Job ▸
Extract each line of the material that follows exactly and omit its pictures.

Information shown ▸
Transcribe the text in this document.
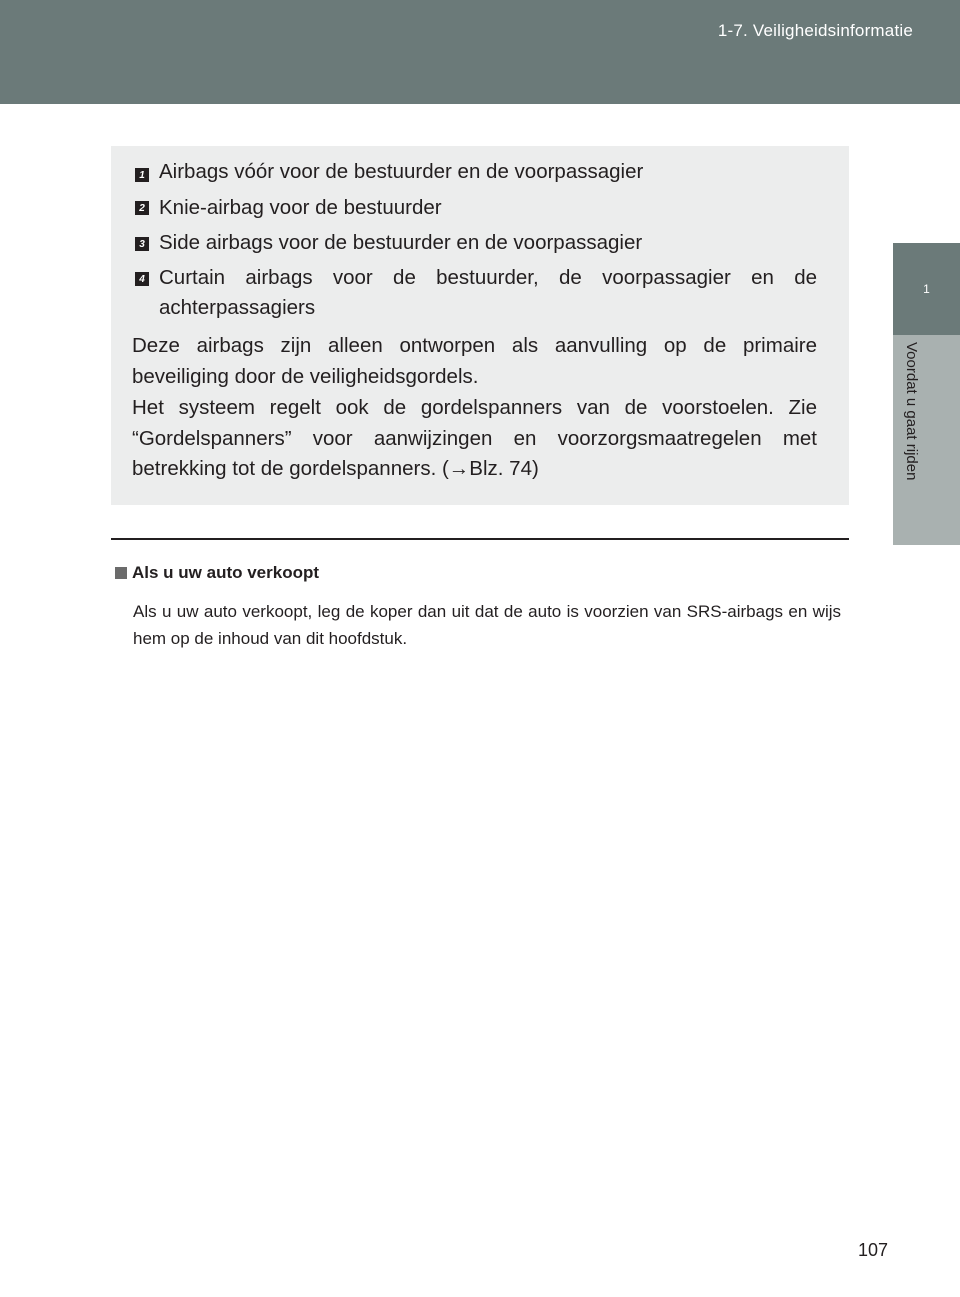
1-7. Veiligheidsinformatie
1
Voordat u gaat rijden
1 Airbags vóór voor de bestuurder en de voorpassagier
2 Knie-airbag voor de bestuurder
3 Side airbags voor de bestuurder en de voorpassagier
4 Curtain airbags voor de bestuurder, de voorpassagier en de achterpassagiers
Deze airbags zijn alleen ontworpen als aanvulling op de primaire beveiliging door de veiligheidsgordels.
Het systeem regelt ook de gordelspanners van de voorstoelen. Zie “Gordelspanners” voor aanwijzingen en voorzorgsmaatregelen met betrekking tot de gordelspanners. (→Blz. 74)
Als u uw auto verkoopt
Als u uw auto verkoopt, leg de koper dan uit dat de auto is voorzien van SRS-airbags en wijs hem op de inhoud van dit hoofdstuk.
107
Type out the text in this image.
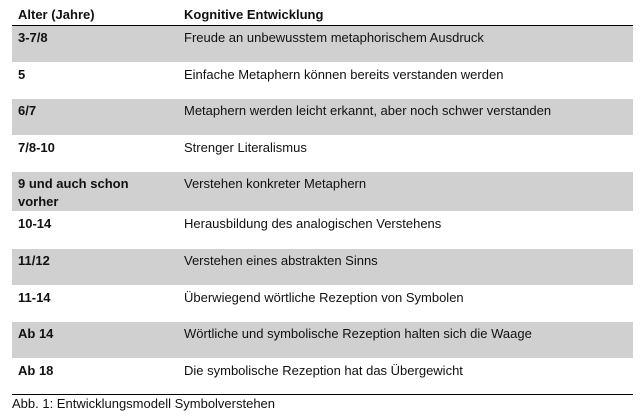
Alter (Jahre)	Kognitive Entwicklung
3-7/8	Freude an unbewusstem metaphorischem Ausdruck
5	Einfache Metaphern können bereits verstanden werden
6/7	Metaphern werden leicht erkannt, aber noch schwer verstanden
7/8-10	Strenger Literalismus
9 und auch schon vorher	Verstehen konkreter Metaphern
10-14	Herausbildung des analogischen Verstehens
11/12	Verstehen eines abstrakten Sinns
11-14	Überwiegend wörtliche Rezeption von Symbolen
Ab 14	Wörtliche und symbolische Rezeption halten sich die Waage
Ab 18	Die symbolische Rezeption hat das Übergewicht
Abb. 1: Entwicklungsmodell Symbolverstehen
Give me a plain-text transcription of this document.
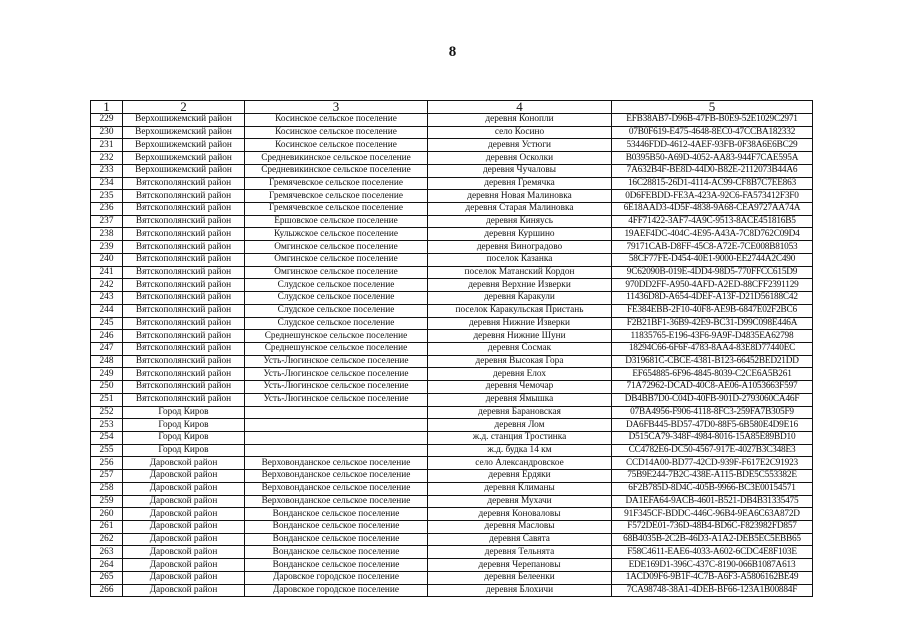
8
1	2	3	4	5
229	Верхошижемский район	Косинское сельское поселение	деревня Конопли	EFB38AB7-D96B-47FB-B0E9-52E1029C2971
230	Верхошижемский район	Косинское сельское поселение	село Косино	07B0F619-E475-4648-8EC0-47CCBA182332
231	Верхошижемский район	Косинское сельское поселение	деревня Устюги	53446FDD-4612-4AEF-93FB-0F38A6E6BC29
232	Верхошижемский район	Средневикинское сельское поселение	деревня Осколки	B0395B50-A69D-4052-AA83-944F7CAE595A
233	Верхошижемский район	Средневикинское сельское поселение	деревня Чучаловы	7A632B4F-BE8D-44D0-B82E-2112073B44A6
234	Вятскополянский район	Гремячевское сельское поселение	деревня Гремячка	16C28815-26D1-4114-AC99-CF8B7C7EE863
235	Вятскополянский район	Гремячевское сельское поселение	деревня Новая Малиновка	0D6FEBDD-FE3A-423A-92C6-FA573412F3F0
236	Вятскополянский район	Гремячевское сельское поселение	деревня Старая Малиновка	6E18AAD3-4D5F-4838-9A68-CEA9727AA74A
237	Вятскополянский район	Ершовское сельское поселение	деревня Киняусь	4FF71422-3AF7-4A9C-9513-8ACE451816B5
238	Вятскополянский район	Кулыжское сельское поселение	деревня Куршино	19AEF4DC-404C-4E95-A43A-7C8D762C09D4
239	Вятскополянский район	Омгинское сельское поселение	деревня Виноградово	79171CAB-D8FF-45C8-A72E-7CE008B81053
240	Вятскополянский район	Омгинское сельское поселение	поселок Казанка	58CF77FE-D454-40E1-9000-EE2744A2C490
241	Вятскополянский район	Омгинское сельское поселение	поселок Матанский Кордон	9C62090B-019E-4DD4-98D5-770FFCC615D9
242	Вятскополянский район	Слудское сельское поселение	деревня Верхние Изверки	970DD2FF-A950-4AFD-A2ED-88CFF2391129
243	Вятскополянский район	Слудское сельское поселение	деревня Каракули	11436D8D-A654-4DEF-A13F-D21D56188C42
244	Вятскополянский район	Слудское сельское поселение	поселок Каракульская Пристань	FE384EBB-2F10-40F8-AE9B-6847E02F2BC6
245	Вятскополянский район	Слудское сельское поселение	деревня Нижние Изверки	F2B21BF1-36B9-42E9-BC31-D99C098E446A
246	Вятскополянский район	Среднешунское сельское поселение	деревня Нижние Шуни	11835765-E196-43F6-9A9F-D4835EA62798
247	Вятскополянский район	Среднешунское сельское поселение	деревня Сосмак	18294C66-6F6F-4783-8AA4-83E8D77440EC
248	Вятскополянский район	Усть-Люгинское сельское поселение	деревня Высокая Гора	D319681C-CBCE-4381-B123-66452BED21DD
249	Вятскополянский район	Усть-Люгинское сельское поселение	деревня Елох	EF654885-6F96-4845-8039-C2CE6A5B261
250	Вятскополянский район	Усть-Люгинское сельское поселение	деревня Чемочар	71A72962-DCAD-40C8-AE06-A1053663F597
251	Вятскополянский район	Усть-Люгинское сельское поселение	деревня Ямышка	DB4BB7D0-C04D-40FB-901D-2793060CA46F
252	Город Киров		деревня Барановская	07BA4956-F906-4118-8FC3-259FA7B305F9
253	Город Киров		деревня Лом	DA6FB445-BD57-47D0-88F5-6B580E4D9E16
254	Город Киров		ж.д. станция Тростинка	D515CA79-348F-4984-8016-15A85E89BD10
255	Город Киров		ж.д. будка 14 км	CC4782E6-DC50-4567-917E-4027B3C348E3
256	Даровской район	Верховонданское сельское поселение	село Александровское	CCD14A00-BD77-42CD-939F-F617E2C91923
257	Даровской район	Верховонданское сельское поселение	деревня Ердяки	75B9E244-7B2C-438E-A115-BDE5C553382E
258	Даровской район	Верховонданское сельское поселение	деревня Климаны	6F2B785D-8D4C-405B-9966-BC3E00154571
259	Даровской район	Верховонданское сельское поселение	деревня Мухачи	DA1EFA64-9ACB-4601-B521-DB4B31335475
260	Даровской район	Вонданское сельское поселение	деревня Коноваловы	91F345CF-BDDC-446C-96B4-9EA6C63A872D
261	Даровской район	Вонданское сельское поселение	деревня Масловы	F572DE01-736D-48B4-BD6C-F823982FD857
262	Даровской район	Вонданское сельское поселение	деревня Савята	68B4035B-2C2B-46D3-A1A2-DEB5EC5EBB65
263	Даровской район	Вонданское сельское поселение	деревня Тельнята	F58C4611-EAE6-4033-A602-6CDC4E8F103E
264	Даровской район	Вонданское сельское поселение	деревня Черепановы	EDE169D1-396C-437C-8190-066B1087A613
265	Даровской район	Даровское городское поселение	деревня Белеенки	1ACD09F6-9B1F-4C7B-A6F3-A5806162BE49
266	Даровской район	Даровское городское поселение	деревня Блохичи	7CA98748-38A1-4DEB-BF66-123A1B00884F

Task solution ▸
Transcribe the text in this document.
1-7. Veiligheidsinformatie
1
Voordat u gaat rijden
1 Airbags vóór voor de bestuurder en de voorpassagier
2 Knie-airbag voor de bestuurder
3 Side airbags voor de bestuurder en de voorpassagier
4 Curtain airbags voor de bestuurder, de voorpassagier en de achterpassagiers
Deze airbags zijn alleen ontworpen als aanvulling op de primaire beveiliging door de veiligheidsgordels.
Het systeem regelt ook de gordelspanners van de voorstoelen. Zie “Gordelspanners” voor aanwijzingen en voorzorgsmaatregelen met betrekking tot de gordelspanners. (→Blz. 74)
Als u uw auto verkoopt
Als u uw auto verkoopt, leg de koper dan uit dat de auto is voorzien van SRS-airbags en wijs hem op de inhoud van dit hoofdstuk.
107
Type out the text in this image.
Alter (Jahre)	Kognitive Entwicklung
3-7/8	Freude an unbewusstem metaphorischem Ausdruck
5	Einfache Metaphern können bereits verstanden werden
6/7	Metaphern werden leicht erkannt, aber noch schwer verstanden
7/8-10	Strenger Literalismus
9 und auch schon vorher	Verstehen konkreter Metaphern
10-14	Herausbildung des analogischen Verstehens
11/12	Verstehen eines abstrakten Sinns
11-14	Überwiegend wörtliche Rezeption von Symbolen
Ab 14	Wörtliche und symbolische Rezeption halten sich die Waage
Ab 18	Die symbolische Rezeption hat das Übergewicht
Abb. 1: Entwicklungsmodell Symbolverstehen
Give me a plain-text transcription of this document.
8
1	2	3	4	5
229	Верхошижемский район	Косинское сельское поселение	деревня Конопли	EFB38AB7-D96B-47FB-B0E9-52E1029C2971
230	Верхошижемский район	Косинское сельское поселение	село Косино	07B0F619-E475-4648-8EC0-47CCBA182332
231	Верхошижемский район	Косинское сельское поселение	деревня Устюги	53446FDD-4612-4AEF-93FB-0F38A6E6BC29
232	Верхошижемский район	Средневикинское сельское поселение	деревня Осколки	B0395B50-A69D-4052-AA83-944F7CAE595A
233	Верхошижемский район	Средневикинское сельское поселение	деревня Чучаловы	7A632B4F-BE8D-44D0-B82E-2112073B44A6
234	Вятскополянский район	Гремячевское сельское поселение	деревня Гремячка	16C28815-26D1-4114-AC99-CF8B7C7EE863
235	Вятскополянский район	Гремячевское сельское поселение	деревня Новая Малиновка	0D6FEBDD-FE3A-423A-92C6-FA573412F3F0
236	Вятскополянский район	Гремячевское сельское поселение	деревня Старая Малиновка	6E18AAD3-4D5F-4838-9A68-CEA9727AA74A
237	Вятскополянский район	Ершовское сельское поселение	деревня Киняусь	4FF71422-3AF7-4A9C-9513-8ACE451816B5
238	Вятскополянский район	Кулыжское сельское поселение	деревня Куршино	19AEF4DC-404C-4E95-A43A-7C8D762C09D4
239	Вятскополянский район	Омгинское сельское поселение	деревня Виноградово	79171CAB-D8FF-45C8-A72E-7CE008B81053
240	Вятскополянский район	Омгинское сельское поселение	поселок Казанка	58CF77FE-D454-40E1-9000-EE2744A2C490
241	Вятскополянский район	Омгинское сельское поселение	поселок Матанский Кордон	9C62090B-019E-4DD4-98D5-770FFCC615D9
242	Вятскополянский район	Слудское сельское поселение	деревня Верхние Изверки	970DD2FF-A950-4AFD-A2ED-88CFF2391129
243	Вятскополянский район	Слудское сельское поселение	деревня Каракули	11436D8D-A654-4DEF-A13F-D21D56188C42
244	Вятскополянский район	Слудское сельское поселение	поселок Каракульская Пристань	FE384EBB-2F10-40F8-AE9B-6847E02F2BC6
245	Вятскополянский район	Слудское сельское поселение	деревня Нижние Изверки	F2B21BF1-36B9-42E9-BC31-D99C098E446A
246	Вятскополянский район	Среднешунское сельское поселение	деревня Нижние Шуни	11835765-E196-43F6-9A9F-D4835EA62798
247	Вятскополянский район	Среднешунское сельское поселение	деревня Сосмак	18294C66-6F6F-4783-8AA4-83E8D77440EC
248	Вятскополянский район	Усть-Люгинское сельское поселение	деревня Высокая Гора	D319681C-CBCE-4381-B123-66452BED21DD
249	Вятскополянский район	Усть-Люгинское сельское поселение	деревня Елох	EF654885-6F96-4845-8039-C2CE6A5B261
250	Вятскополянский район	Усть-Люгинское сельское поселение	деревня Чемочар	71A72962-DCAD-40C8-AE06-A1053663F597
251	Вятскополянский район	Усть-Люгинское сельское поселение	деревня Ямышка	DB4BB7D0-C04D-40FB-901D-2793060CA46F
252	Город Киров		деревня Барановская	07BA4956-F906-4118-8FC3-259FA7B305F9
253	Город Киров		деревня Лом	DA6FB445-BD57-47D0-88F5-6B580E4D9E16
254	Город Киров		ж.д. станция Тростинка	D515CA79-348F-4984-8016-15A85E89BD10
255	Город Киров		ж.д. будка 14 км	CC4782E6-DC50-4567-917E-4027B3C348E3
256	Даровской район	Верховонданское сельское поселение	село Александровское	CCD14A00-BD77-42CD-939F-F617E2C91923
257	Даровской район	Верховонданское сельское поселение	деревня Ердяки	75B9E244-7B2C-438E-A115-BDE5C553382E
258	Даровской район	Верховонданское сельское поселение	деревня Климаны	6F2B785D-8D4C-405B-9966-BC3E00154571
259	Даровской район	Верховонданское сельское поселение	деревня Мухачи	DA1EFA64-9ACB-4601-B521-DB4B31335475
260	Даровской район	Вонданское сельское поселение	деревня Коноваловы	91F345CF-BDDC-446C-96B4-9EA6C63A872D
261	Даровской район	Вонданское сельское поселение	деревня Масловы	F572DE01-736D-48B4-BD6C-F823982FD857
262	Даровской район	Вонданское сельское поселение	деревня Савята	68B4035B-2C2B-46D3-A1A2-DEB5EC5EBB65
263	Даровской район	Вонданское сельское поселение	деревня Тельнята	F58C4611-EAE6-4033-A602-6CDC4E8F103E
264	Даровской район	Вонданское сельское поселение	деревня Черепановы	EDE169D1-396C-437C-8190-066B1087A613
265	Даровской район	Даровское городское поселение	деревня Белеенки	1ACD09F6-9B1F-4C7B-A6F3-A5806162BE49
266	Даровской район	Даровское городское поселение	деревня Блохичи	7CA98748-38A1-4DEB-BF66-123A1B00884F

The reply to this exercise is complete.